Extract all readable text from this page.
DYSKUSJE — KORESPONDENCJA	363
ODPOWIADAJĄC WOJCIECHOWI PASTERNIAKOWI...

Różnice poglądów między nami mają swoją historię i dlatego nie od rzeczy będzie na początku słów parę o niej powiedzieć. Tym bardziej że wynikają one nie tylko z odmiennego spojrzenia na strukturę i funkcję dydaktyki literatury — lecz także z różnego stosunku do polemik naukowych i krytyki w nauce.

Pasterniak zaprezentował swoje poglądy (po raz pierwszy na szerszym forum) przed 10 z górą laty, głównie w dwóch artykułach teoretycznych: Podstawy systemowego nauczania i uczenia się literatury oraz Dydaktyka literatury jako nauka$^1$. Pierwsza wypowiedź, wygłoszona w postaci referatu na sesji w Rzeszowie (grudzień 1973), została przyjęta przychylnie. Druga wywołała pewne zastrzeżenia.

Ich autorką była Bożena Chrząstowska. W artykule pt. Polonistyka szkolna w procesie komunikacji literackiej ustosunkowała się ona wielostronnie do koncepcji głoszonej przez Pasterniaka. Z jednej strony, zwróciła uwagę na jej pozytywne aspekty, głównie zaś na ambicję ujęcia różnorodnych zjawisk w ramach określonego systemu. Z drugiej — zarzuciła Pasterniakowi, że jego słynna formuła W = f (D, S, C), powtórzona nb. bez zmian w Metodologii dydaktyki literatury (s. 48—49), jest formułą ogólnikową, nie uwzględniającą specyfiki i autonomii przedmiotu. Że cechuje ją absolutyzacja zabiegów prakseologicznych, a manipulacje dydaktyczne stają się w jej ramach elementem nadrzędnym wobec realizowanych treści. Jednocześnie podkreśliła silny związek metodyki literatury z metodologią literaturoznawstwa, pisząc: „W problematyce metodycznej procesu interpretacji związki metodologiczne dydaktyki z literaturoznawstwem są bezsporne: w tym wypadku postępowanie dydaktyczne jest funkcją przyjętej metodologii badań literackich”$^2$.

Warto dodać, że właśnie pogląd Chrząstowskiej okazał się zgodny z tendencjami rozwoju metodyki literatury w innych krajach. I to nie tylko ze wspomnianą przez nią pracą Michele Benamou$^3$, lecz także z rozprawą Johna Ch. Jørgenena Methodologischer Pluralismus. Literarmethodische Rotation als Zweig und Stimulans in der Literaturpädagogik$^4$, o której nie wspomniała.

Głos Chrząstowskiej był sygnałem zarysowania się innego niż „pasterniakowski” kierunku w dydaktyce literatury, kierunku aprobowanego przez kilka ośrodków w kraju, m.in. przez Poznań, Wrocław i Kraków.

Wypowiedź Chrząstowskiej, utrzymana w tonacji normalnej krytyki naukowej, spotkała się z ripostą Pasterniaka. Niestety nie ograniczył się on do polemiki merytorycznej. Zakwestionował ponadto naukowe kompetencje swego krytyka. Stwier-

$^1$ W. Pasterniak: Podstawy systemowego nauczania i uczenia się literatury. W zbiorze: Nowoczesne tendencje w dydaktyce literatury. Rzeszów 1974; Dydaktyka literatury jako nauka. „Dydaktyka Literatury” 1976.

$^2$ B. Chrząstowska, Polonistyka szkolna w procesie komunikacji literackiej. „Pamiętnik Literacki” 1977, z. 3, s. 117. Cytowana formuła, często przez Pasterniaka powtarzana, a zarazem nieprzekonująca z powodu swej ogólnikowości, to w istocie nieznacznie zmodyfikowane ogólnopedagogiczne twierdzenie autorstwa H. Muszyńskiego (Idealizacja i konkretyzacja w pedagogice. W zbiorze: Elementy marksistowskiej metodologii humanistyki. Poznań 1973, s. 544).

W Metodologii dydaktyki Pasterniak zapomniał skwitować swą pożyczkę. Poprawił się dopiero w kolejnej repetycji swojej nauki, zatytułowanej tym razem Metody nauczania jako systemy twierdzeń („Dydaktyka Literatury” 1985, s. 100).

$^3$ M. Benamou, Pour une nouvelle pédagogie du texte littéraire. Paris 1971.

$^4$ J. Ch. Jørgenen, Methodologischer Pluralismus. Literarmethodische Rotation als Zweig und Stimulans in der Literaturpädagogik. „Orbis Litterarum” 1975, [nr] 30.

------------------------------------

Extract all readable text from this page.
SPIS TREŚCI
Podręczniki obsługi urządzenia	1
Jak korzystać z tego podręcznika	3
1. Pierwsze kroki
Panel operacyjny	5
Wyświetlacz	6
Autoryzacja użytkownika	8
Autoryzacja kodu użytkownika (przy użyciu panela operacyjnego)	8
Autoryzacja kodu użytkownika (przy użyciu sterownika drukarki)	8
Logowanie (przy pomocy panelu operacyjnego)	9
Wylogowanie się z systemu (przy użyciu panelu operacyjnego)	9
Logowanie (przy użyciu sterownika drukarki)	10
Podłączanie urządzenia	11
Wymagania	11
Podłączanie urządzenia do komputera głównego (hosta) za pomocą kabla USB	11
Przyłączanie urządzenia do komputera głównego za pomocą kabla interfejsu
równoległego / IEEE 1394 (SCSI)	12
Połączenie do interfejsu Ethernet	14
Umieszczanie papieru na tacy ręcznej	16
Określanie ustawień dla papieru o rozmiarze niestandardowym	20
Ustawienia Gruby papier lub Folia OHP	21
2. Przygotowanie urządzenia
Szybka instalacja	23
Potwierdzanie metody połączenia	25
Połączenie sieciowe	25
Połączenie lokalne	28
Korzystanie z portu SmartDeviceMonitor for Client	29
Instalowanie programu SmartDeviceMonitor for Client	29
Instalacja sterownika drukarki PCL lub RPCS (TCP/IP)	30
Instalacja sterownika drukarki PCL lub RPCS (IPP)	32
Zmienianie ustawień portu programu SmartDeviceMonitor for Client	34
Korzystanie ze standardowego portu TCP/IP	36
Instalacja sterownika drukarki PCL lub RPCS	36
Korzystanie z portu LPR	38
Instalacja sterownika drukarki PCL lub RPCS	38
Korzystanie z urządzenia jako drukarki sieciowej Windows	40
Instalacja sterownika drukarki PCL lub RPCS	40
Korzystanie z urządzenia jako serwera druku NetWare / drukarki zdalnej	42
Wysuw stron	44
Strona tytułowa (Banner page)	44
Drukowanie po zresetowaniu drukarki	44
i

------------------------------------

» **What is required**
Which lines of the material contain the string "Methodologischer"? List each of them.

» **Complete response**
Warto dodać, że właśnie pogląd Chrząstowskiej okazał się zgodny z tendencjami rozwoju metodyki literatury w innych krajach. I to nie tylko ze wspomnianą przez nią pracą Michele Benamou$^3$, lecz także z rozprawą Johna Ch. Jørgenena Methodologischer Pluralismus. Literarmethodische Rotation als Zweig und Stimulans in der Literaturpädagogik$^4$, o której nie wspomniała.
$^4$ J. Ch. Jørgenen, Methodologischer Pluralismus. Literarmethodische Rotation als Zweig und Stimulans in der Literaturpädagogik. „Orbis Litterarum” 1975, [nr] 30.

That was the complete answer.